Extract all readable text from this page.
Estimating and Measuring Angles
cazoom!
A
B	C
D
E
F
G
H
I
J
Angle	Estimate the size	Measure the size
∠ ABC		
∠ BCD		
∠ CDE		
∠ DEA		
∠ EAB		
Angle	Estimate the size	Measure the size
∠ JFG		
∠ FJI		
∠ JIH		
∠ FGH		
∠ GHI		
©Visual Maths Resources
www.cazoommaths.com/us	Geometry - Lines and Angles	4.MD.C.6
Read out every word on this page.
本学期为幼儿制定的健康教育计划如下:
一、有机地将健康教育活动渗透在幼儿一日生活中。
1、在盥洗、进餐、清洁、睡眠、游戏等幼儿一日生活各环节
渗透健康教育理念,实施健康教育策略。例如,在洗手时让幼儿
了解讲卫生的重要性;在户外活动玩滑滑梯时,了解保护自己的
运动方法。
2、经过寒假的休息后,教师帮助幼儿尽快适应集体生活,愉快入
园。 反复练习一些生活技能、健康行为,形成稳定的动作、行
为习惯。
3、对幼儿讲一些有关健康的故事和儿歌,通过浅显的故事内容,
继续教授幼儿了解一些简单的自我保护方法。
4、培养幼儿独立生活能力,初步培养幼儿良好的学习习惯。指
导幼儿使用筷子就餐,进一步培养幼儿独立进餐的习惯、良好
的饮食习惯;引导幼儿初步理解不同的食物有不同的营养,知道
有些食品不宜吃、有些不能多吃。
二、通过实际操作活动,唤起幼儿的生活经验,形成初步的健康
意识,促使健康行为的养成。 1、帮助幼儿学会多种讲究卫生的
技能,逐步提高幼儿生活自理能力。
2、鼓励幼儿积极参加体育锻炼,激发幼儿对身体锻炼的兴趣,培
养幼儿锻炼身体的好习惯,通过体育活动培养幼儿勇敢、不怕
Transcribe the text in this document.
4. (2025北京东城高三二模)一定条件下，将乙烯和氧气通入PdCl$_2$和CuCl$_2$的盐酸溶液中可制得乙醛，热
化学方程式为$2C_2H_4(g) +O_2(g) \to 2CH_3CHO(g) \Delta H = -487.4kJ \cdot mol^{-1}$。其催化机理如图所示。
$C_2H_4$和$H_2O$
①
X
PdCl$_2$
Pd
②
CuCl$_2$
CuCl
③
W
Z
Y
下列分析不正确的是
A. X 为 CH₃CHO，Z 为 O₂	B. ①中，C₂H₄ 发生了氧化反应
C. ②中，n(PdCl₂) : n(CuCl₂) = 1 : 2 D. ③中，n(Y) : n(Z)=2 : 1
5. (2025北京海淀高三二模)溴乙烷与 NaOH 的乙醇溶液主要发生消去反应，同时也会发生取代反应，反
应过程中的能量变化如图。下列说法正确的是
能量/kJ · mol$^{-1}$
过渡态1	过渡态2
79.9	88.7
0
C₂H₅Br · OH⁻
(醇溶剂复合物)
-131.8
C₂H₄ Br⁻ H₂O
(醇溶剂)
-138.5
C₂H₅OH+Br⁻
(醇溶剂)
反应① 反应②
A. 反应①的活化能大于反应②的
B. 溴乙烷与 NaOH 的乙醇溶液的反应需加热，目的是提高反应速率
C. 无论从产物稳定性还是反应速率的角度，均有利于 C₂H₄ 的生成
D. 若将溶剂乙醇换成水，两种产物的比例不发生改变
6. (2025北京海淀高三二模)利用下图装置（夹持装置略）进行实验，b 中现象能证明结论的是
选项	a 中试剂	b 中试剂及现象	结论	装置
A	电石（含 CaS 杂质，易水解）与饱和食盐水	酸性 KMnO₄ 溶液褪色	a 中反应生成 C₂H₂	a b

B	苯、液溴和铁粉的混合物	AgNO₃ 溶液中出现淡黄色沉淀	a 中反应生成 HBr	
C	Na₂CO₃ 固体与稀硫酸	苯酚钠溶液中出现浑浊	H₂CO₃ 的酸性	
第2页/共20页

▬▬▬▬▬▬

Lines that include the word "溴乙烷与" are to be extracted from the data above.

5. (2025北京海淀高三二模)溴乙烷与 NaOH 的乙醇溶液主要发生消去反应，同时也会发生取代反应，反
B. 溴乙烷与 NaOH 的乙醇溶液的反应需加热，目的是提高反应速率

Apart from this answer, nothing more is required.